— WHAT IS REQUIRED —
Write out the material exactly, leaving every picture behind.

— EXCERPTED DATA —
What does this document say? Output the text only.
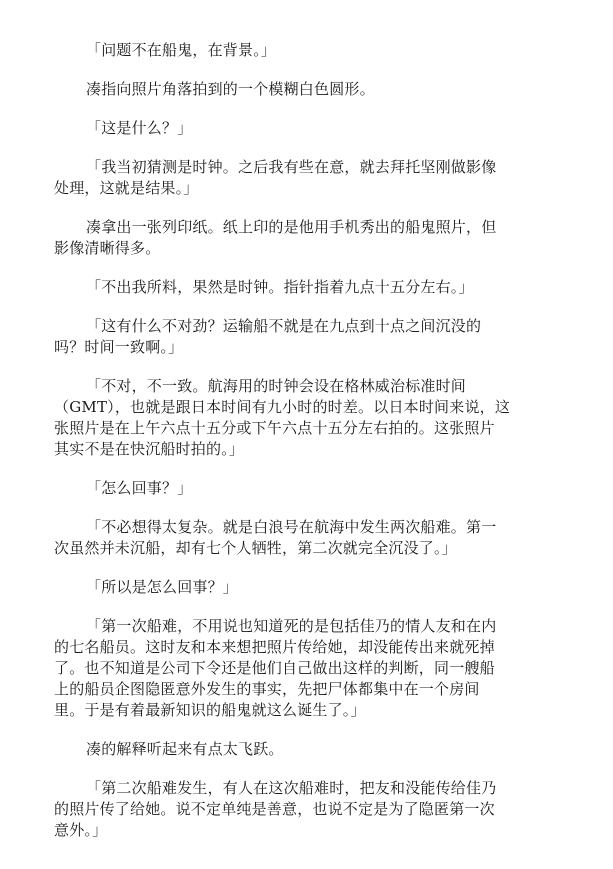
「问题不在船鬼，在背景。」
凑指向照片角落拍到的一个模糊白色圆形。
「这是什么？」
「我当初猜测是时钟。之后我有些在意，就去拜托坚刚做影像
处理，这就是结果。」
凑拿出一张列印纸。纸上印的是他用手机秀出的船鬼照片，但
影像清晰得多。
「不出我所料，果然是时钟。指针指着九点十五分左右。」
「这有什么不对劲？运输船不就是在九点到十点之间沉没的
吗？时间一致啊。」
「不对，不一致。航海用的时钟会设在格林威治标准时间
（GMT），也就是跟日本时间有九小时的时差。以日本时间来说，这
张照片是在上午六点十五分或下午六点十五分左右拍的。这张照片
其实不是在快沉船时拍的。」
「怎么回事？」
「不必想得太复杂。就是白浪号在航海中发生两次船难。第一
次虽然并未沉船，却有七个人牺牲，第二次就完全沉没了。」
「所以是怎么回事？」
「第一次船难，不用说也知道死的是包括佳乃的情人友和在内
的七名船员。这时友和本来想把照片传给她，却没能传出来就死掉
了。也不知道是公司下令还是他们自己做出这样的判断，同一艘船
上的船员企图隐匿意外发生的事实，先把尸体都集中在一个房间
里。于是有着最新知识的船鬼就这么诞生了。」
凑的解释听起来有点太飞跃。
「第二次船难发生，有人在这次船难时，把友和没能传给佳乃
的照片传了给她。说不定单纯是善意，也说不定是为了隐匿第一次
意外。」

— ANSWER TO THE TASK —
What does this document say? Output the text only.
「问题不在船鬼，在背景。」
凑指向照片角落拍到的一个模糊白色圆形。
「这是什么？」
「我当初猜测是时钟。之后我有些在意，就去拜托坚刚做影像
处理，这就是结果。」
凑拿出一张列印纸。纸上印的是他用手机秀出的船鬼照片，但
影像清晰得多。
「不出我所料，果然是时钟。指针指着九点十五分左右。」
「这有什么不对劲？运输船不就是在九点到十点之间沉没的
吗？时间一致啊。」
「不对，不一致。航海用的时钟会设在格林威治标准时间
（GMT），也就是跟日本时间有九小时的时差。以日本时间来说，这
张照片是在上午六点十五分或下午六点十五分左右拍的。这张照片
其实不是在快沉船时拍的。」
「怎么回事？」
「不必想得太复杂。就是白浪号在航海中发生两次船难。第一
次虽然并未沉船，却有七个人牺牲，第二次就完全沉没了。」
「所以是怎么回事？」
「第一次船难，不用说也知道死的是包括佳乃的情人友和在内
的七名船员。这时友和本来想把照片传给她，却没能传出来就死掉
了。也不知道是公司下令还是他们自己做出这样的判断，同一艘船
上的船员企图隐匿意外发生的事实，先把尸体都集中在一个房间
里。于是有着最新知识的船鬼就这么诞生了。」
凑的解释听起来有点太飞跃。
「第二次船难发生，有人在这次船难时，把友和没能传给佳乃
的照片传了给她。说不定单纯是善意，也说不定是为了隐匿第一次
意外。」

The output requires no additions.